> OBJECTIVE: Repeat every record below exactly, leaving out the pictures.
Begin INFORMATION SUPPLIED
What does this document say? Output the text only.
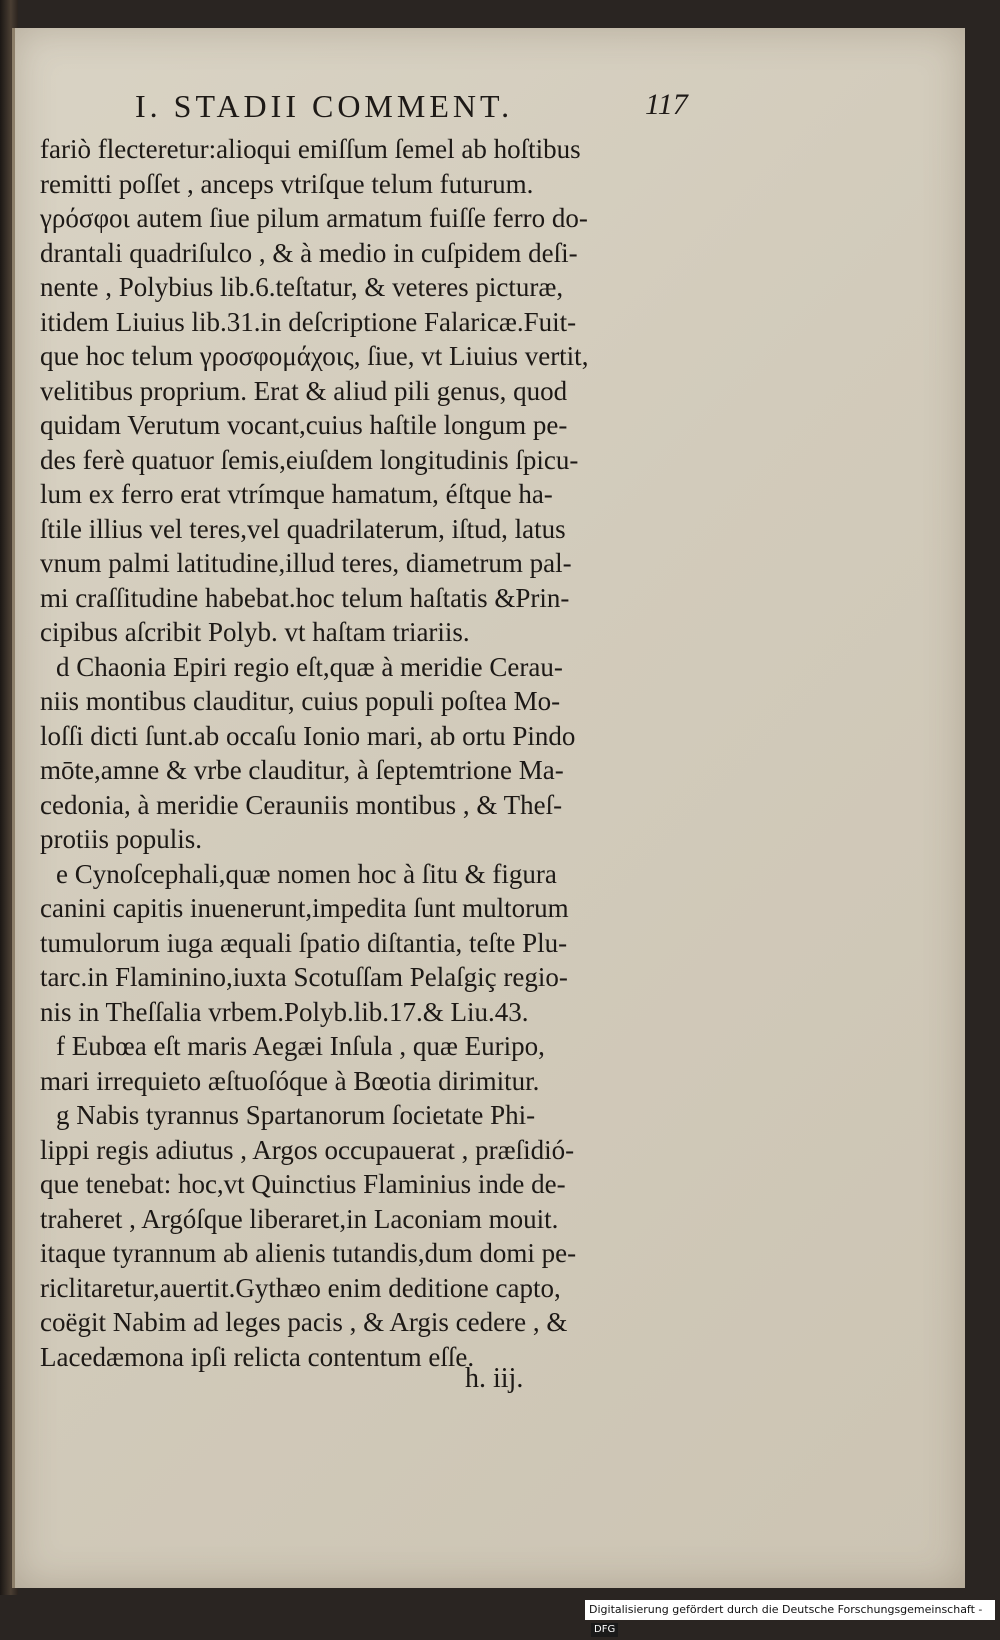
I. STADII COMMENT.	117
fariò flecteretur:alioqui emiſſum ſemel ab hoſtibus
remitti poſſet , anceps vtriſque telum futurum.
γρόσφοι autem ſiue pilum armatum fuiſſe ferro do-
drantali quadriſulco , & à medio in cuſpidem deſi-
nente , Polybius lib.6.teſtatur, & veteres picturæ,
itidem Liuius lib.31.in deſcriptione Falaricæ.Fuit-
que hoc telum γροσφομάχοις, ſiue, vt Liuius vertit,
velitibus proprium. Erat & aliud pili genus, quod
quidam Verutum vocant,cuius haſtile longum pe-
des ferè quatuor ſemis,eiuſdem longitudinis ſpicu-
lum ex ferro erat vtrímque hamatum, éſtque ha-
ſtile illius vel teres,vel quadrilaterum, iſtud, latus
vnum palmi latitudine,illud teres, diametrum pal-
mi craſſitudine habebat.hoc telum haſtatis &Prin-
cipibus aſcribit Polyb. vt haſtam triariis.
d Chaonia Epiri regio eſt,quæ à meridie Cerau-
niis montibus clauditur, cuius populi poſtea Mo-
loſſi dicti ſunt.ab occaſu Ionio mari, ab ortu Pindo
mōte,amne & vrbe clauditur, à ſeptemtrione Ma-
cedonia, à meridie Cerauniis montibus , & Theſ-
protiis populis.
e Cynoſcephali,quæ nomen hoc à ſitu & figura
canini capitis inuenerunt,impedita ſunt multorum
tumulorum iuga æquali ſpatio diſtantia, teſte Plu-
tarc.in Flaminino,iuxta Scotuſſam Pelaſgiç regio-
nis in Theſſalia vrbem.Polyb.lib.17.& Liu.43.
f Eubœa eſt maris Aegæi Inſula , quæ Euripo,
mari irrequieto æſtuoſóque à Bœotia dirimitur.
g Nabis tyrannus Spartanorum ſocietate Phi-
lippi regis adiutus , Argos occupauerat , præſidió-
que tenebat: hoc,vt Quinctius Flaminius inde de-
traheret , Argóſque liberaret,in Laconiam mouit.
itaque tyrannum ab alienis tutandis,dum domi pe-
riclitaretur,auertit.Gythæo enim deditione capto,
coëgit Nabim ad leges pacis , & Argis cedere , &
Lacedæmona ipſi relicta contentum eſſe.
h. iij.
Digitalisierung gefördert durch die Deutsche Forschungsgemeinschaft - DFG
End INFORMATION SUPPLIED
> EXERCISE SOLUTION:
What does this document say? Output the text only.
I. STADII COMMENT.	117
fariò flecteretur:alioqui emiſſum ſemel ab hoſtibus
remitti poſſet , anceps vtriſque telum futurum.
γρόσφοι autem ſiue pilum armatum fuiſſe ferro do-
drantali quadriſulco , & à medio in cuſpidem deſi-
nente , Polybius lib.6.teſtatur, & veteres picturæ,
itidem Liuius lib.31.in deſcriptione Falaricæ.Fuit-
que hoc telum γροσφομάχοις, ſiue, vt Liuius vertit,
velitibus proprium. Erat & aliud pili genus, quod
quidam Verutum vocant,cuius haſtile longum pe-
des ferè quatuor ſemis,eiuſdem longitudinis ſpicu-
lum ex ferro erat vtrímque hamatum, éſtque ha-
ſtile illius vel teres,vel quadrilaterum, iſtud, latus
vnum palmi latitudine,illud teres, diametrum pal-
mi craſſitudine habebat.hoc telum haſtatis &Prin-
cipibus aſcribit Polyb. vt haſtam triariis.
d Chaonia Epiri regio eſt,quæ à meridie Cerau-
niis montibus clauditur, cuius populi poſtea Mo-
loſſi dicti ſunt.ab occaſu Ionio mari, ab ortu Pindo
mōte,amne & vrbe clauditur, à ſeptemtrione Ma-
cedonia, à meridie Cerauniis montibus , & Theſ-
protiis populis.
e Cynoſcephali,quæ nomen hoc à ſitu & figura
canini capitis inuenerunt,impedita ſunt multorum
tumulorum iuga æquali ſpatio diſtantia, teſte Plu-
tarc.in Flaminino,iuxta Scotuſſam Pelaſgiç regio-
nis in Theſſalia vrbem.Polyb.lib.17.& Liu.43.
f Eubœa eſt maris Aegæi Inſula , quæ Euripo,
mari irrequieto æſtuoſóque à Bœotia dirimitur.
g Nabis tyrannus Spartanorum ſocietate Phi-
lippi regis adiutus , Argos occupauerat , præſidió-
que tenebat: hoc,vt Quinctius Flaminius inde de-
traheret , Argóſque liberaret,in Laconiam mouit.
itaque tyrannum ab alienis tutandis,dum domi pe-
riclitaretur,auertit.Gythæo enim deditione capto,
coëgit Nabim ad leges pacis , & Argis cedere , &
Lacedæmona ipſi relicta contentum eſſe.
h. iij.
Digitalisierung gefördert durch die Deutsche Forschungsgemeinschaft - DFG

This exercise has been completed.